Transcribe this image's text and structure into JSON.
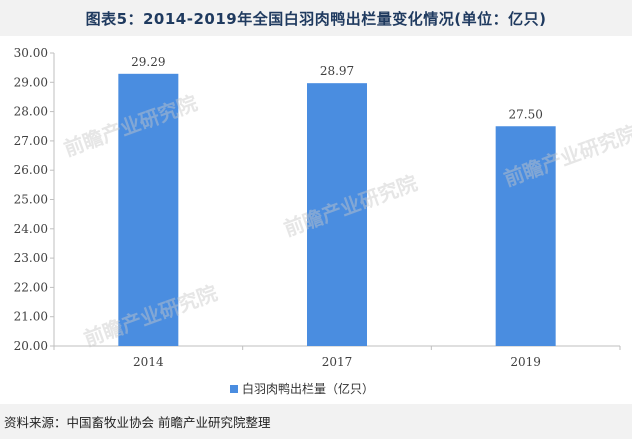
{
  "title": "图表5：2014-2019年全国白羽肉鸭出栏量变化情况(单位：亿只)",
  "source": "资料来源：中国畜牧业协会 前瞻产业研究院整理",
  "watermark": "前瞻产业研究院",
  "colors": {
    "bar": "#4a8de0",
    "axis": "#bfbfbf",
    "label": "#404040"
  },
  "chart_data": {
    "type": "bar",
    "categories": [
      "2014",
      "2017",
      "2019"
    ],
    "series": [
      {
        "name": "白羽肉鸭出栏量（亿只）",
        "values": [
          29.29,
          28.97,
          27.5
        ]
      }
    ],
    "value_labels": [
      "29.29",
      "28.97",
      "27.50"
    ],
    "ylim": [
      20.0,
      30.0
    ],
    "yticks": [
      "20.00",
      "21.00",
      "22.00",
      "23.00",
      "24.00",
      "25.00",
      "26.00",
      "27.00",
      "28.00",
      "29.00",
      "30.00"
    ],
    "grid": false,
    "legend_position": "bottom"
  }
}
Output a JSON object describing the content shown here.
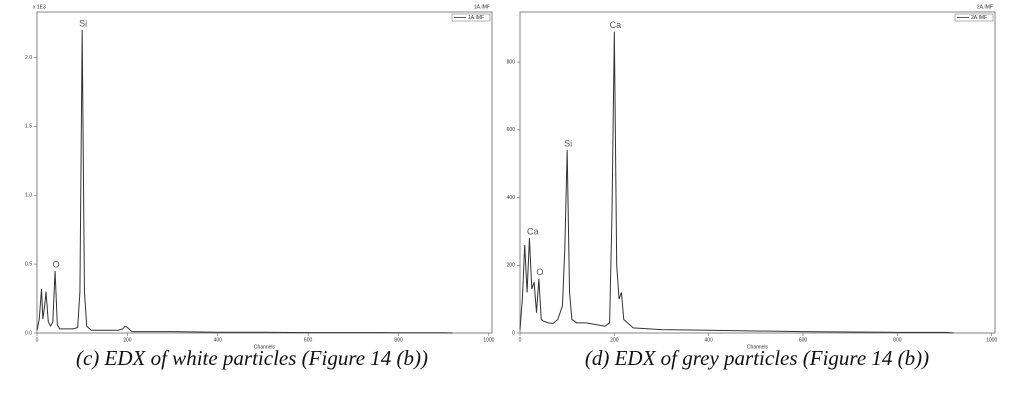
{
  "chart_data": [
    {
      "type": "line",
      "title": "1A.IMF",
      "y_scale_label": "x 1E3",
      "xlabel": "Channels",
      "caption": "(c) EDX of white particles (Figure 14 (b))",
      "xlim": [
        0,
        1007
      ],
      "xticks": [
        0,
        200,
        400,
        600,
        800,
        1000
      ],
      "ylim": [
        0,
        2.33
      ],
      "yticks": [
        {
          "value": 0,
          "label": "0.0"
        },
        0.5,
        {
          "value": 1,
          "label": "1.0"
        },
        1.5,
        {
          "value": 2,
          "label": "2.0"
        }
      ],
      "x": [
        0,
        5,
        10,
        13,
        17,
        20,
        25,
        30,
        35,
        40,
        45,
        50,
        60,
        70,
        80,
        90,
        95,
        100,
        105,
        110,
        120,
        140,
        160,
        180,
        190,
        195,
        200,
        210,
        240,
        300,
        400,
        500,
        600,
        700,
        800,
        900,
        920
      ],
      "series": [
        {
          "name": "1A.IMF",
          "color": "#333333",
          "values": [
            0.02,
            0.1,
            0.32,
            0.1,
            0.2,
            0.3,
            0.08,
            0.05,
            0.08,
            0.45,
            0.06,
            0.03,
            0.03,
            0.03,
            0.03,
            0.04,
            0.3,
            2.2,
            0.3,
            0.05,
            0.02,
            0.02,
            0.02,
            0.02,
            0.03,
            0.05,
            0.04,
            0.01,
            0.01,
            0.01,
            0.005,
            0.005,
            0.003,
            0.003,
            0.002,
            0.002,
            0
          ]
        }
      ],
      "annotations": [
        {
          "text": "O",
          "x": 40,
          "y": 0.45
        },
        {
          "text": "Si",
          "x": 100,
          "y": 2.2
        }
      ]
    },
    {
      "type": "line",
      "title": "2A.IMF",
      "xlabel": "Channels",
      "caption": "(d) EDX of grey particles (Figure 14 (b))",
      "xlim": [
        0,
        1007
      ],
      "xticks": [
        0,
        200,
        400,
        600,
        800,
        1000
      ],
      "ylim": [
        0,
        948
      ],
      "yticks": [
        0,
        200,
        400,
        600,
        800
      ],
      "x": [
        0,
        5,
        10,
        15,
        20,
        25,
        30,
        35,
        40,
        45,
        50,
        60,
        70,
        80,
        85,
        90,
        95,
        100,
        105,
        110,
        120,
        140,
        160,
        180,
        190,
        195,
        200,
        205,
        210,
        215,
        220,
        240,
        300,
        400,
        500,
        600,
        700,
        800,
        900,
        920
      ],
      "series": [
        {
          "name": "2A.IMF",
          "color": "#333333",
          "values": [
            10,
            100,
            260,
            120,
            280,
            130,
            150,
            60,
            160,
            40,
            35,
            30,
            28,
            40,
            60,
            80,
            250,
            540,
            120,
            40,
            30,
            30,
            25,
            20,
            30,
            350,
            890,
            200,
            100,
            120,
            40,
            15,
            10,
            8,
            6,
            4,
            3,
            2,
            2,
            0
          ]
        }
      ],
      "annotations": [
        {
          "text": "Ca",
          "x": 25,
          "y": 280
        },
        {
          "text": "O",
          "x": 40,
          "y": 160
        },
        {
          "text": "Si",
          "x": 100,
          "y": 540
        },
        {
          "text": "Ca",
          "x": 200,
          "y": 890
        }
      ]
    }
  ]
}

==*==

# [WRITTEN PROBLEM]
Leave out the pictures and transcribe everything else exactly.

# [SOLUTION TO THE EXERCISE]
Transcribe this image's text and structure into JSON.
{
  "title": "图表5：2014-2019年全国白羽肉鸭出栏量变化情况(单位：亿只)",
  "source": "资料来源：中国畜牧业协会 前瞻产业研究院整理",
  "watermark": "前瞻产业研究院",
  "colors": {
    "bar": "#4a8de0",
    "axis": "#bfbfbf",
    "label": "#404040"
  },
  "chart_data": {
    "type": "bar",
    "categories": [
      "2014",
      "2017",
      "2019"
    ],
    "series": [
      {
        "name": "白羽肉鸭出栏量（亿只）",
        "values": [
          29.29,
          28.97,
          27.5
        ]
      }
    ],
    "value_labels": [
      "29.29",
      "28.97",
      "27.50"
    ],
    "ylim": [
      20.0,
      30.0
    ],
    "yticks": [
      "20.00",
      "21.00",
      "22.00",
      "23.00",
      "24.00",
      "25.00",
      "26.00",
      "27.00",
      "28.00",
      "29.00",
      "30.00"
    ],
    "grid": false,
    "legend_position": "bottom"
  }
}
Output a JSON object describing the content shown here.
{
  "chart_data": [
    {
      "type": "line",
      "title": "1A.IMF",
      "y_scale_label": "x 1E3",
      "xlabel": "Channels",
      "caption": "(c) EDX of white particles (Figure 14 (b))",
      "xlim": [
        0,
        1007
      ],
      "xticks": [
        0,
        200,
        400,
        600,
        800,
        1000
      ],
      "ylim": [
        0,
        2.33
      ],
      "yticks": [
        {
          "value": 0,
          "label": "0.0"
        },
        0.5,
        {
          "value": 1,
          "label": "1.0"
        },
        1.5,
        {
          "value": 2,
          "label": "2.0"
        }
      ],
      "x": [
        0,
        5,
        10,
        13,
        17,
        20,
        25,
        30,
        35,
        40,
        45,
        50,
        60,
        70,
        80,
        90,
        95,
        100,
        105,
        110,
        120,
        140,
        160,
        180,
        190,
        195,
        200,
        210,
        240,
        300,
        400,
        500,
        600,
        700,
        800,
        900,
        920
      ],
      "series": [
        {
          "name": "1A.IMF",
          "color": "#333333",
          "values": [
            0.02,
            0.1,
            0.32,
            0.1,
            0.2,
            0.3,
            0.08,
            0.05,
            0.08,
            0.45,
            0.06,
            0.03,
            0.03,
            0.03,
            0.03,
            0.04,
            0.3,
            2.2,
            0.3,
            0.05,
            0.02,
            0.02,
            0.02,
            0.02,
            0.03,
            0.05,
            0.04,
            0.01,
            0.01,
            0.01,
            0.005,
            0.005,
            0.003,
            0.003,
            0.002,
            0.002,
            0
          ]
        }
      ],
      "annotations": [
        {
          "text": "O",
          "x": 40,
          "y": 0.45
        },
        {
          "text": "Si",
          "x": 100,
          "y": 2.2
        }
      ]
    },
    {
      "type": "line",
      "title": "2A.IMF",
      "xlabel": "Channels",
      "caption": "(d) EDX of grey particles (Figure 14 (b))",
      "xlim": [
        0,
        1007
      ],
      "xticks": [
        0,
        200,
        400,
        600,
        800,
        1000
      ],
      "ylim": [
        0,
        948
      ],
      "yticks": [
        0,
        200,
        400,
        600,
        800
      ],
      "x": [
        0,
        5,
        10,
        15,
        20,
        25,
        30,
        35,
        40,
        45,
        50,
        60,
        70,
        80,
        85,
        90,
        95,
        100,
        105,
        110,
        120,
        140,
        160,
        180,
        190,
        195,
        200,
        205,
        210,
        215,
        220,
        240,
        300,
        400,
        500,
        600,
        700,
        800,
        900,
        920
      ],
      "series": [
        {
          "name": "2A.IMF",
          "color": "#333333",
          "values": [
            10,
            100,
            260,
            120,
            280,
            130,
            150,
            60,
            160,
            40,
            35,
            30,
            28,
            40,
            60,
            80,
            250,
            540,
            120,
            40,
            30,
            30,
            25,
            20,
            30,
            350,
            890,
            200,
            100,
            120,
            40,
            15,
            10,
            8,
            6,
            4,
            3,
            2,
            2,
            0
          ]
        }
      ],
      "annotations": [
        {
          "text": "Ca",
          "x": 25,
          "y": 280
        },
        {
          "text": "O",
          "x": 40,
          "y": 160
        },
        {
          "text": "Si",
          "x": 100,
          "y": 540
        },
        {
          "text": "Ca",
          "x": 200,
          "y": 890
        }
      ]
    }
  ]
}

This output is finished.